-- Start Material to process --

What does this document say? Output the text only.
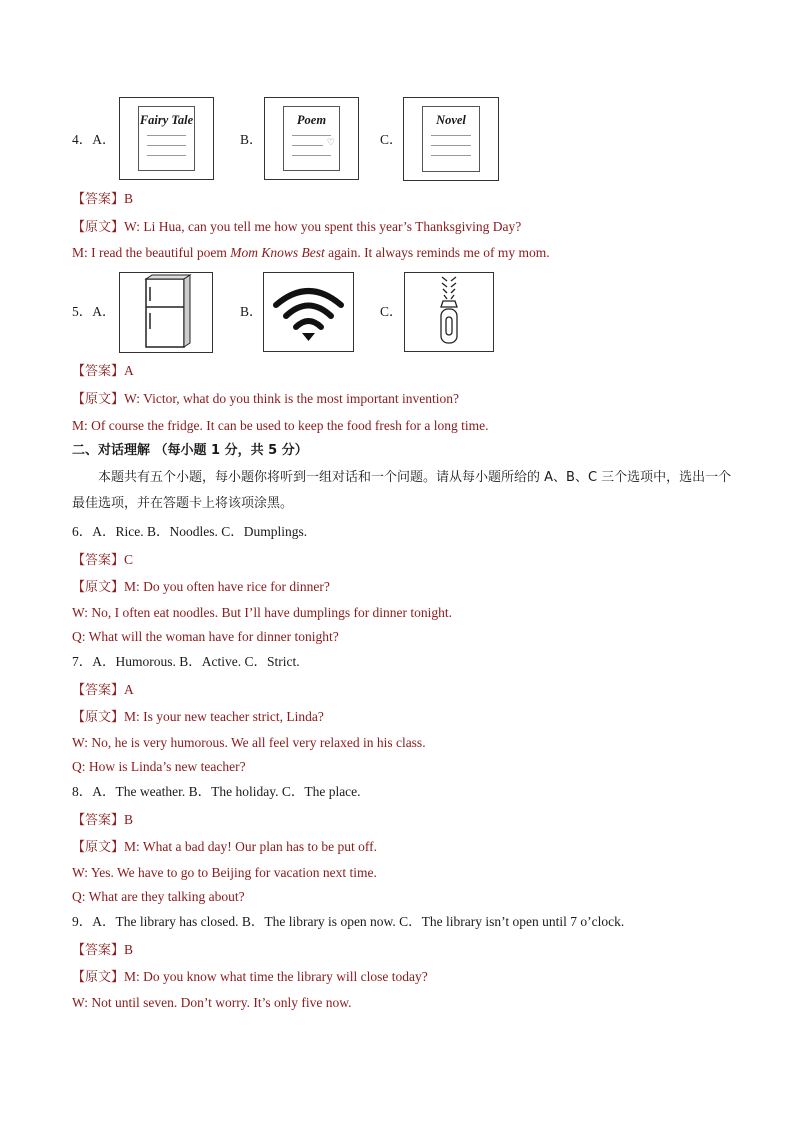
4．A．
Fairy Tale
B．
Poem
♡	C．
Novel
【答案】B
【原文】W: Li Hua, can you tell me how you spent this year’s Thanksgiving Day?
M: I read the beautiful poem Mom Knows Best again. It always reminds me of my mom.
5．A．	B．	C．
【答案】A
【原文】W: Victor, what do you think is the most important invention?
M: Of course the fridge. It can be used to keep the food fresh for a long time.
二、对话理解 （每小题 1 分，共 5 分）
本题共有五个小题，每小题你将听到一组对话和一个问题。请从每小题所给的 A、B、C 三个选项中，选出一个最佳选项，并在答题卡上将该项涂黑。
6．A．Rice. B．Noodles. C．Dumplings.
【答案】C
【原文】M: Do you often have rice for dinner?
W: No, I often eat noodles. But I’ll have dumplings for dinner tonight.
Q: What will the woman have for dinner tonight?
7．A．Humorous. B．Active. C．Strict.
【答案】A
【原文】M: Is your new teacher strict, Linda?
W: No, he is very humorous. We all feel very relaxed in his class.
Q: How is Linda’s new teacher?
8．A．The weather. B．The holiday. C．The place.
【答案】B
【原文】M: What a bad day! Our plan has to be put off.
W: Yes. We have to go to Beijing for vacation next time.
Q: What are they talking about?
9．A．The library has closed. B．The library is open now. C．The library isn’t open until 7 o’clock.
【答案】B
【原文】M: Do you know what time the library will close today?
W: Not until seven. Don’t worry. It’s only five now.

-- End Material to process --

▶ **What is expected**: Write the listing above out again exactly, dropping each image.

▶ **Written solution**:
What does this document say? Output the text only.
4．A．
Fairy Tale
B．
Poem
♡	C．
Novel
【答案】B
【原文】W: Li Hua, can you tell me how you spent this year’s Thanksgiving Day?
M: I read the beautiful poem Mom Knows Best again. It always reminds me of my mom.
5．A．	B．	C．
【答案】A
【原文】W: Victor, what do you think is the most important invention?
M: Of course the fridge. It can be used to keep the food fresh for a long time.
二、对话理解 （每小题 1 分，共 5 分）
本题共有五个小题，每小题你将听到一组对话和一个问题。请从每小题所给的 A、B、C 三个选项中，选出一个最佳选项，并在答题卡上将该项涂黑。
6．A．Rice. B．Noodles. C．Dumplings.
【答案】C
【原文】M: Do you often have rice for dinner?
W: No, I often eat noodles. But I’ll have dumplings for dinner tonight.
Q: What will the woman have for dinner tonight?
7．A．Humorous. B．Active. C．Strict.
【答案】A
【原文】M: Is your new teacher strict, Linda?
W: No, he is very humorous. We all feel very relaxed in his class.
Q: How is Linda’s new teacher?
8．A．The weather. B．The holiday. C．The place.
【答案】B
【原文】M: What a bad day! Our plan has to be put off.
W: Yes. We have to go to Beijing for vacation next time.
Q: What are they talking about?
9．A．The library has closed. B．The library is open now. C．The library isn’t open until 7 o’clock.
【答案】B
【原文】M: Do you know what time the library will close today?
W: Not until seven. Don’t worry. It’s only five now.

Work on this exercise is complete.